Output an exact reproduction of the data.

Records:
--------

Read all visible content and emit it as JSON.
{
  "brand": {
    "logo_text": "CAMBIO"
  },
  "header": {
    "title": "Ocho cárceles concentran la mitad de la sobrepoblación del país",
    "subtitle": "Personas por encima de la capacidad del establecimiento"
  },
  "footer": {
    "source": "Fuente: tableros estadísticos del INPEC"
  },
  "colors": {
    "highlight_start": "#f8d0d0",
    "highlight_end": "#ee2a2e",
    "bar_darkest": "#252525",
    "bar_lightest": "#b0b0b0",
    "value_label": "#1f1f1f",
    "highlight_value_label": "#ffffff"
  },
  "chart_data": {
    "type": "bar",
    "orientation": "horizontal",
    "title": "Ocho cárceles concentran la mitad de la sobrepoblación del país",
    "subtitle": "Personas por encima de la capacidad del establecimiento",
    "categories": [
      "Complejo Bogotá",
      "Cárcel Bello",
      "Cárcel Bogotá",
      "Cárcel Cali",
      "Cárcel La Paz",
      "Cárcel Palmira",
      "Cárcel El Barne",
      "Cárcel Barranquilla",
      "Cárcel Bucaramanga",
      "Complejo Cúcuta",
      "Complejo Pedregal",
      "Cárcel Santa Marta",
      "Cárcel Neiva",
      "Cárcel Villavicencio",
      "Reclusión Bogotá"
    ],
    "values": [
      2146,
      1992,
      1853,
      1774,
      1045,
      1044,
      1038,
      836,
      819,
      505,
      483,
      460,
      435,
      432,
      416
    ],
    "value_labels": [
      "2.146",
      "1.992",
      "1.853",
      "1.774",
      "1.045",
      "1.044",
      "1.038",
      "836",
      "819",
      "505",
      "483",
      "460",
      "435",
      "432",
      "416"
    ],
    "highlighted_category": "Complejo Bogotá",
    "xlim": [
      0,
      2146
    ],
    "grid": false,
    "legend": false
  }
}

--------

* **THE COMPLETED TASK**:
Read all visible content and emit it as JSON.
{
  "brand": {
    "logo_text": "CAMBIO"
  },
  "header": {
    "title": "Ocho cárceles concentran la mitad de la sobrepoblación del país",
    "subtitle": "Personas por encima de la capacidad del establecimiento"
  },
  "footer": {
    "source": "Fuente: tableros estadísticos del INPEC"
  },
  "colors": {
    "highlight_start": "#f8d0d0",
    "highlight_end": "#ee2a2e",
    "bar_darkest": "#252525",
    "bar_lightest": "#b0b0b0",
    "value_label": "#1f1f1f",
    "highlight_value_label": "#ffffff"
  },
  "chart_data": {
    "type": "bar",
    "orientation": "horizontal",
    "title": "Ocho cárceles concentran la mitad de la sobrepoblación del país",
    "subtitle": "Personas por encima de la capacidad del establecimiento",
    "categories": [
      "Complejo Bogotá",
      "Cárcel Bello",
      "Cárcel Bogotá",
      "Cárcel Cali",
      "Cárcel La Paz",
      "Cárcel Palmira",
      "Cárcel El Barne",
      "Cárcel Barranquilla",
      "Cárcel Bucaramanga",
      "Complejo Cúcuta",
      "Complejo Pedregal",
      "Cárcel Santa Marta",
      "Cárcel Neiva",
      "Cárcel Villavicencio",
      "Reclusión Bogotá"
    ],
    "values": [
      2146,
      1992,
      1853,
      1774,
      1045,
      1044,
      1038,
      836,
      819,
      505,
      483,
      460,
      435,
      432,
      416
    ],
    "value_labels": [
      "2.146",
      "1.992",
      "1.853",
      "1.774",
      "1.045",
      "1.044",
      "1.038",
      "836",
      "819",
      "505",
      "483",
      "460",
      "435",
      "432",
      "416"
    ],
    "highlighted_category": "Complejo Bogotá",
    "xlim": [
      0,
      2146
    ],
    "grid": false,
    "legend": false
  }
}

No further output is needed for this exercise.